■ **Directive**: Using the entries below, quote exactly the span of lines that begins with the line containing "What data populates" and ends with the final line.

* * * *

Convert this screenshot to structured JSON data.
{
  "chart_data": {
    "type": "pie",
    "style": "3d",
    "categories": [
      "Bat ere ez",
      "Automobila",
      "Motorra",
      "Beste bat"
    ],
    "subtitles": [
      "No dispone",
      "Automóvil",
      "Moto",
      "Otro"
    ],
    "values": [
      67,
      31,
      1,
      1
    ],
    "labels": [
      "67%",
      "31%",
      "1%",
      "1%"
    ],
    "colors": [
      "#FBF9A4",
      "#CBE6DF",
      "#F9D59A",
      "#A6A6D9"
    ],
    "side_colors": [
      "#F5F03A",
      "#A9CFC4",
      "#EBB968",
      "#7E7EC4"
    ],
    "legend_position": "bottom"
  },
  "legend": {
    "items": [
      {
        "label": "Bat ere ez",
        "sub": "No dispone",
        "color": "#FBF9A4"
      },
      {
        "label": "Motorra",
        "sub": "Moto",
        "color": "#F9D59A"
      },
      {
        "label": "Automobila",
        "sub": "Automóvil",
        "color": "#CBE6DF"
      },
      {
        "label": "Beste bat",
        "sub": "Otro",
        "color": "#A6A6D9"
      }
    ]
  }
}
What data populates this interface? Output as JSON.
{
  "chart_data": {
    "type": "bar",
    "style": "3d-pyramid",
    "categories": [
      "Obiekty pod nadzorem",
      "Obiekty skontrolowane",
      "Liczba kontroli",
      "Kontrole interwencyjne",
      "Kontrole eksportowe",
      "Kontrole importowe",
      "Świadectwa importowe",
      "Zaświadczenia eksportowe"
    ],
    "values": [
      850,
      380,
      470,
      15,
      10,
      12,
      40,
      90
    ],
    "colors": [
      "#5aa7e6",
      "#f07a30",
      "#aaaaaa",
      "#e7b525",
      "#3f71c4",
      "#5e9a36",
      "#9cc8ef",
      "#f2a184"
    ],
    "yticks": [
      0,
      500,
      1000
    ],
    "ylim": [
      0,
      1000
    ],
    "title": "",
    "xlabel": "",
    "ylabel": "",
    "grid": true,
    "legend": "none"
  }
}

* * * *

■ **Exercise solution**:
What data populates this interface? Output as JSON.
{
  "chart_data": {
    "type": "bar",
    "style": "3d-pyramid",
    "categories": [
      "Obiekty pod nadzorem",
      "Obiekty skontrolowane",
      "Liczba kontroli",
      "Kontrole interwencyjne",
      "Kontrole eksportowe",
      "Kontrole importowe",
      "Świadectwa importowe",
      "Zaświadczenia eksportowe"
    ],
    "values": [
      850,
      380,
      470,
      15,
      10,
      12,
      40,
      90
    ],
    "colors": [
      "#5aa7e6",
      "#f07a30",
      "#aaaaaa",
      "#e7b525",
      "#3f71c4",
      "#5e9a36",
      "#9cc8ef",
      "#f2a184"
    ],
    "yticks": [
      0,
      500,
      1000
    ],
    "ylim": [
      0,
      1000
    ],
    "title": "",
    "xlabel": "",
    "ylabel": "",
    "grid": true,
    "legend": "none"
  }
}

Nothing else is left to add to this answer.